*Directions*. Print the listing below exactly.
####
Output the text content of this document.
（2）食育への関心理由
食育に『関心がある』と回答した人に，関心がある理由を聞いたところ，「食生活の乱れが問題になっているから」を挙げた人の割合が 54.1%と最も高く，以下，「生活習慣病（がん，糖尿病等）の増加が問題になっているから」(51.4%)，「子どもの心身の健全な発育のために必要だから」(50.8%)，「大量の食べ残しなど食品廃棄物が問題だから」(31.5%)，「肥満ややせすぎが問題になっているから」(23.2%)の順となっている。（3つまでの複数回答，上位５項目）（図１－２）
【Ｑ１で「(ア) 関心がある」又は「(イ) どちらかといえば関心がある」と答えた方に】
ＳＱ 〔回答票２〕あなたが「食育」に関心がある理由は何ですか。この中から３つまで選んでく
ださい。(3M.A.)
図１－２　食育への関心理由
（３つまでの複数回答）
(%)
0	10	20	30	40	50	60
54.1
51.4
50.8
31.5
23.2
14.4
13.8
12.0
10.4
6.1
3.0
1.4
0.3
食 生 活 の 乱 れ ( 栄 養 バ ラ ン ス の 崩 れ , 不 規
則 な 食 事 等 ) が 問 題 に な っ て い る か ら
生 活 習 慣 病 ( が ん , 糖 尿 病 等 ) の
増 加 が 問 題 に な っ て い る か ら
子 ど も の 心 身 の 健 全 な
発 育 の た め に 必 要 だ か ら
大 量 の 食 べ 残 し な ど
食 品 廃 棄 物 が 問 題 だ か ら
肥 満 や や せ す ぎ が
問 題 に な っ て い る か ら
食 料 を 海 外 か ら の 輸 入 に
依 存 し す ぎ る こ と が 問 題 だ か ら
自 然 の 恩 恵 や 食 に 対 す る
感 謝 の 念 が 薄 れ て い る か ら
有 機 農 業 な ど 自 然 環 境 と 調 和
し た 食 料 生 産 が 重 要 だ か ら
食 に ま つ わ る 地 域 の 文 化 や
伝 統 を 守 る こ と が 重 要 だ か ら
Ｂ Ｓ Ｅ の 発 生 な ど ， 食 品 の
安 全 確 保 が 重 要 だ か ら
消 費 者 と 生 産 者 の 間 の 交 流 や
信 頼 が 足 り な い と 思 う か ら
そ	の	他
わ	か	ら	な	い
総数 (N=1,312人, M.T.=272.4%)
####
*Result*.
Output the text content of this document.
（2）食育への関心理由
食育に『関心がある』と回答した人に，関心がある理由を聞いたところ，「食生活の乱れが問題になっているから」を挙げた人の割合が 54.1%と最も高く，以下，「生活習慣病（がん，糖尿病等）の増加が問題になっているから」(51.4%)，「子どもの心身の健全な発育のために必要だから」(50.8%)，「大量の食べ残しなど食品廃棄物が問題だから」(31.5%)，「肥満ややせすぎが問題になっているから」(23.2%)の順となっている。（3つまでの複数回答，上位５項目）（図１－２）
【Ｑ１で「(ア) 関心がある」又は「(イ) どちらかといえば関心がある」と答えた方に】
ＳＱ 〔回答票２〕あなたが「食育」に関心がある理由は何ですか。この中から３つまで選んでく
ださい。(3M.A.)
図１－２　食育への関心理由
（３つまでの複数回答）
(%)
0	10	20	30	40	50	60
54.1
51.4
50.8
31.5
23.2
14.4
13.8
12.0
10.4
6.1
3.0
1.4
0.3
食 生 活 の 乱 れ ( 栄 養 バ ラ ン ス の 崩 れ , 不 規
則 な 食 事 等 ) が 問 題 に な っ て い る か ら
生 活 習 慣 病 ( が ん , 糖 尿 病 等 ) の
増 加 が 問 題 に な っ て い る か ら
子 ど も の 心 身 の 健 全 な
発 育 の た め に 必 要 だ か ら
大 量 の 食 べ 残 し な ど
食 品 廃 棄 物 が 問 題 だ か ら
肥 満 や や せ す ぎ が
問 題 に な っ て い る か ら
食 料 を 海 外 か ら の 輸 入 に
依 存 し す ぎ る こ と が 問 題 だ か ら
自 然 の 恩 恵 や 食 に 対 す る
感 謝 の 念 が 薄 れ て い る か ら
有 機 農 業 な ど 自 然 環 境 と 調 和
し た 食 料 生 産 が 重 要 だ か ら
食 に ま つ わ る 地 域 の 文 化 や
伝 統 を 守 る こ と が 重 要 だ か ら
Ｂ Ｓ Ｅ の 発 生 な ど ， 食 品 の
安 全 確 保 が 重 要 だ か ら
消 費 者 と 生 産 者 の 間 の 交 流 や
信 頼 が 足 り な い と 思 う か ら
そ	の	他
わ	か	ら	な	い
総数 (N=1,312人, M.T.=272.4%)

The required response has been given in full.